--- TEXTE SÉLECTIONNÉ ---
---
Envoyer à un ami | Version à imprimer | Version en PDF

FICTION OU REALITE ?

par Belkacem Ahcene-Djaballah

Livres

La dernière enquête. Roman de Tabti Daho. Casbah Editions, Alger 2019. 157 pages - 600 dinars.



Une petit village quelque part en Algérie. Une brigade de gendarmerie avec tout juste ce qu'il faut comme personnel. Le chef, c'est Hassan, un adjudant-chef venu tout droit d'un ailleurs qu'il avait «fui», ne supportant pas les pressions multiformes des «potentats» du coin... et quelques hommes. Bref, une affectation des plus tranquille, malgré la chaleur et l'éloignement. Heureusement il y a les mots croisés découpés dans de vieux journaux.

Le héros, Hassan, est grand, brun, très athlétique, les cheveux noirs coupés en brosse, les yeux couleur charbon au regard doux qui devenaient durs comme de la pierre lorsqu'il se mettait en colère... Le décor est planté et ne manquent plus que les protagonistes.

Au début il y a une... femme... au physique agréable, cela s'entend. Elle vient déclarer («d'un ton calme et détaché») que son époux, parti pour «affaires»... avec une serviette pleine à craquer d'argent, a disparu depuis quelques jours...
---
[Listes d'emplacement des éléments]
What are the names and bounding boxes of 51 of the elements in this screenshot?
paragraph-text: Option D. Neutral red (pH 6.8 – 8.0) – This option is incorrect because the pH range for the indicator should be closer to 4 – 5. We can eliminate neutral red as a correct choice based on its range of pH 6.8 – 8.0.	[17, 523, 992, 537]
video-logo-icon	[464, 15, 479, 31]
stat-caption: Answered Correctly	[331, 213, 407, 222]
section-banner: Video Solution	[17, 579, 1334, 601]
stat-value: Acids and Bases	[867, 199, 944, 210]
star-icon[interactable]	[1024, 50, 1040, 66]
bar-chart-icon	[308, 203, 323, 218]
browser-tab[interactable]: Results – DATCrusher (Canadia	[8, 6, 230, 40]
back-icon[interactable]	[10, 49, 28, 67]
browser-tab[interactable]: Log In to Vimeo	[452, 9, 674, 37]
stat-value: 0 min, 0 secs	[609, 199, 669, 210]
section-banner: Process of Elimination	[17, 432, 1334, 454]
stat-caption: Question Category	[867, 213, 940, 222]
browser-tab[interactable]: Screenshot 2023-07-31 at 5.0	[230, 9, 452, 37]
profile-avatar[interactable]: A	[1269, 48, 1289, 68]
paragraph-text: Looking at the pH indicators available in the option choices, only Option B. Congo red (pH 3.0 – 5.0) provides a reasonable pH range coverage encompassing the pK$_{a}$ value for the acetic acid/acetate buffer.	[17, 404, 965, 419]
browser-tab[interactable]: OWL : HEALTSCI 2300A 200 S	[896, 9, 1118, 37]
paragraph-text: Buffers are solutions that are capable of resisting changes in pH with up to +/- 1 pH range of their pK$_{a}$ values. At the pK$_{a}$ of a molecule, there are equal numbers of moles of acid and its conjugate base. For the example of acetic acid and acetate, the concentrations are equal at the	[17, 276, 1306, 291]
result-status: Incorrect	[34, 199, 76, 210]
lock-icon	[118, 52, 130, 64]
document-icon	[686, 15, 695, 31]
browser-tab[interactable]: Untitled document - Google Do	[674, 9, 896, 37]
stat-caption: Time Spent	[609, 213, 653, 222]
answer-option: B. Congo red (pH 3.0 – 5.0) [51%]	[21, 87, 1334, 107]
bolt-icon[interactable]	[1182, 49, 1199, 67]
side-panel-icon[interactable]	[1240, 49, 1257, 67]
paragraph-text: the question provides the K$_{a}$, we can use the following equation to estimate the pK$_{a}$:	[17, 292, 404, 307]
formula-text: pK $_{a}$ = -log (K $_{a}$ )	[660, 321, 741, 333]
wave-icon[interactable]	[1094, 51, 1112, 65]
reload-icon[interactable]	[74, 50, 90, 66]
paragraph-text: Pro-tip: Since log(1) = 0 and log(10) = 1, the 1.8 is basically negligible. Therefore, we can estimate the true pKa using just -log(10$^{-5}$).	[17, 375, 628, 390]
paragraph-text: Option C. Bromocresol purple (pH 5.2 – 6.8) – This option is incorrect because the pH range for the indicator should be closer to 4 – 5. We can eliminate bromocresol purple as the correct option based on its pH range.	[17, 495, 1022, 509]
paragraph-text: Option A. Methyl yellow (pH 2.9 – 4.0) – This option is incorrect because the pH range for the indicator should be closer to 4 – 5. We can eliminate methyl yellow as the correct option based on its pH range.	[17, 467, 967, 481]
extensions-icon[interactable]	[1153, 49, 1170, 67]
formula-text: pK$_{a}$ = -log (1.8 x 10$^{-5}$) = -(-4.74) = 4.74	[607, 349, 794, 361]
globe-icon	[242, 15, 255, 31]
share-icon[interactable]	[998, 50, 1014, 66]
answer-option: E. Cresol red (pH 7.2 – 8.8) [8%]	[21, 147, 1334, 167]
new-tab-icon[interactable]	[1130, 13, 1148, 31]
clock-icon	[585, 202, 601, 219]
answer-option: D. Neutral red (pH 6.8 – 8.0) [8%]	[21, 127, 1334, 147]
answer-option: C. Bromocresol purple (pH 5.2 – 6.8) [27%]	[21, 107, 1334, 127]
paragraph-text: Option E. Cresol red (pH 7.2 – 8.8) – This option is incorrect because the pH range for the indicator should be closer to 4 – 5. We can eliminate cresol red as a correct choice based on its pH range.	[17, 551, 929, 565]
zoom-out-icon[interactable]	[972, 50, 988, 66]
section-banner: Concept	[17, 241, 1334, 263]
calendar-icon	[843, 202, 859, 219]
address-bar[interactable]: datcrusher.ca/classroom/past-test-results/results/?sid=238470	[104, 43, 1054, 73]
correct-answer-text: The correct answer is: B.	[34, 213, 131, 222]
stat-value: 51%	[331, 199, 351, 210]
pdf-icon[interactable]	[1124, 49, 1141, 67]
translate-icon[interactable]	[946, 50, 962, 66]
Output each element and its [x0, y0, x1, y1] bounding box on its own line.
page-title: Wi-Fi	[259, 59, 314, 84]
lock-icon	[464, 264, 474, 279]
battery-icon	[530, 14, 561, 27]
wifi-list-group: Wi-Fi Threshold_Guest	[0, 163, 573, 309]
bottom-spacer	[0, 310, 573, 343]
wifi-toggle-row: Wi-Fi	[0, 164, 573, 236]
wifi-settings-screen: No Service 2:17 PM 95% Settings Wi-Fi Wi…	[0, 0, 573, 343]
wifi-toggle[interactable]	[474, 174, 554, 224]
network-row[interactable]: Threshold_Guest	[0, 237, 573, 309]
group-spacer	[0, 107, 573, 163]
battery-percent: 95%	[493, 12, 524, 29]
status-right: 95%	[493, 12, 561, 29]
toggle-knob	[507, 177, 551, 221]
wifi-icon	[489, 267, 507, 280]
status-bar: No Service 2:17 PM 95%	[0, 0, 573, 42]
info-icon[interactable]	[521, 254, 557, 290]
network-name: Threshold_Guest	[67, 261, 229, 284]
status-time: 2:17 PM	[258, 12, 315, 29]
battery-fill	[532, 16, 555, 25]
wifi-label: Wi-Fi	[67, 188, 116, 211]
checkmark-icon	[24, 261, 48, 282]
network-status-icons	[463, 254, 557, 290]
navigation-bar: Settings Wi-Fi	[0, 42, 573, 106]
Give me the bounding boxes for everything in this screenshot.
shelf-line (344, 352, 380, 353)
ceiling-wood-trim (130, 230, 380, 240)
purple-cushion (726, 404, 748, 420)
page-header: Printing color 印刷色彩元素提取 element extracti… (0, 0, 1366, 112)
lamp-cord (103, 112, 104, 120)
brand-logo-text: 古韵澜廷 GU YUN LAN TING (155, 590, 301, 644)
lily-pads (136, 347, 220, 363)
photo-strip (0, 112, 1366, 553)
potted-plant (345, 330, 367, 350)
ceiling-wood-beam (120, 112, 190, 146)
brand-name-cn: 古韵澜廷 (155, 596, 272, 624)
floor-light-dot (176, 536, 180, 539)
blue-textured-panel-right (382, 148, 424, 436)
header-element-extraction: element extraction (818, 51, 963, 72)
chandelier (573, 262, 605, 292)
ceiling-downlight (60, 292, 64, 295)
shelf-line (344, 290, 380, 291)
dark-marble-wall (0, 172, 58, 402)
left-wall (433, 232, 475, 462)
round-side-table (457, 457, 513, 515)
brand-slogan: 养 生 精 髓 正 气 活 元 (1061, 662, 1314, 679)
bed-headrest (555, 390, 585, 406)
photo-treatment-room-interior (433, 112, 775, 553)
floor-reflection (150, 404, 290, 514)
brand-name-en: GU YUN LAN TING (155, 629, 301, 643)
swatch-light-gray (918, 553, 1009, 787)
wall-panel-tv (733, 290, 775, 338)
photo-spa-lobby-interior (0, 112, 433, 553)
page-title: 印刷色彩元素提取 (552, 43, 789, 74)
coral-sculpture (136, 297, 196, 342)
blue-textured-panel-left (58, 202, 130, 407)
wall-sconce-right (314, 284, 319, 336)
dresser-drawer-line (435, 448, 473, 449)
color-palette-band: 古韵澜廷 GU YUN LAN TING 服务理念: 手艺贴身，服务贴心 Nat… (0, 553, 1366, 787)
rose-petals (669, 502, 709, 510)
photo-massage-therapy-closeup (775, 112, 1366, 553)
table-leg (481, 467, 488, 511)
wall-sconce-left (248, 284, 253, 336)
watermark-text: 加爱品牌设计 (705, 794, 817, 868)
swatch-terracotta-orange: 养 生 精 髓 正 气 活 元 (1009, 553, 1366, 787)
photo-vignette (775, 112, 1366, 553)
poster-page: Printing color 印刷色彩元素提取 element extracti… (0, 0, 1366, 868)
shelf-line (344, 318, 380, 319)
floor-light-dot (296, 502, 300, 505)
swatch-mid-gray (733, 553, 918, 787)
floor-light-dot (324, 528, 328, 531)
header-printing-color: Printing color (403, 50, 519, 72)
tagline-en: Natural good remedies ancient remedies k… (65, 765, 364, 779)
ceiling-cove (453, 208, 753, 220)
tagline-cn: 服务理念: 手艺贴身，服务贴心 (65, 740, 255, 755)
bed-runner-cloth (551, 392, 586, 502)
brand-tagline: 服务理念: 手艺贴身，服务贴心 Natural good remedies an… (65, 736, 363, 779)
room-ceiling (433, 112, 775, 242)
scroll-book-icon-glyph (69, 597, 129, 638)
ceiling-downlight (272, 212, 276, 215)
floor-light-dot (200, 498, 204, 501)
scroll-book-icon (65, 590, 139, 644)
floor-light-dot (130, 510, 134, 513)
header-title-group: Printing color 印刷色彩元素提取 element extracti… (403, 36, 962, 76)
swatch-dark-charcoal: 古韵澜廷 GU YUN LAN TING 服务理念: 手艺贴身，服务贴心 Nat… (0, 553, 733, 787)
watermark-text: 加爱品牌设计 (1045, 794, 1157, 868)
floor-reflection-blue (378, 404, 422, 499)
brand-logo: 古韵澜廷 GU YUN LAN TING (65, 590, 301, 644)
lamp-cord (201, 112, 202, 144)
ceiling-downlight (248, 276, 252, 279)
---
--- CONSIGNE 1 ---
Recopiez sans rien changer le passage de la chronique littéraire qui va de « FICTION OU REALITE » jusqu'à « de vieux journaux. ».
--- CONSIGNE 2 ---
D'après la chronique littéraire, quel grade Hassan occupe-t-il à la brigade de gendarmerie ?

--- RÉSULTAT 1 ---
FICTION OU REALITE ?

par Belkacem Ahcene-Djaballah

Livres

La dernière enquête. Roman de Tabti Daho. Casbah Editions, Alger 2019. 157 pages - 600 dinars.



Une petit village quelque part en Algérie. Une brigade de gendarmerie avec tout juste ce qu'il faut comme personnel. Le chef, c'est Hassan, un adjudant-chef venu tout droit d'un ailleurs qu'il avait «fui», ne supportant pas les pressions multiformes des «potentats» du coin... et quelques hommes. Bref, une affectation des plus tranquille, malgré la chaleur et l'éloignement. Heureusement il y a les mots croisés découpés dans de vieux journaux.

--- RÉSULTAT 2 ---
Hassan est adjudant-chef.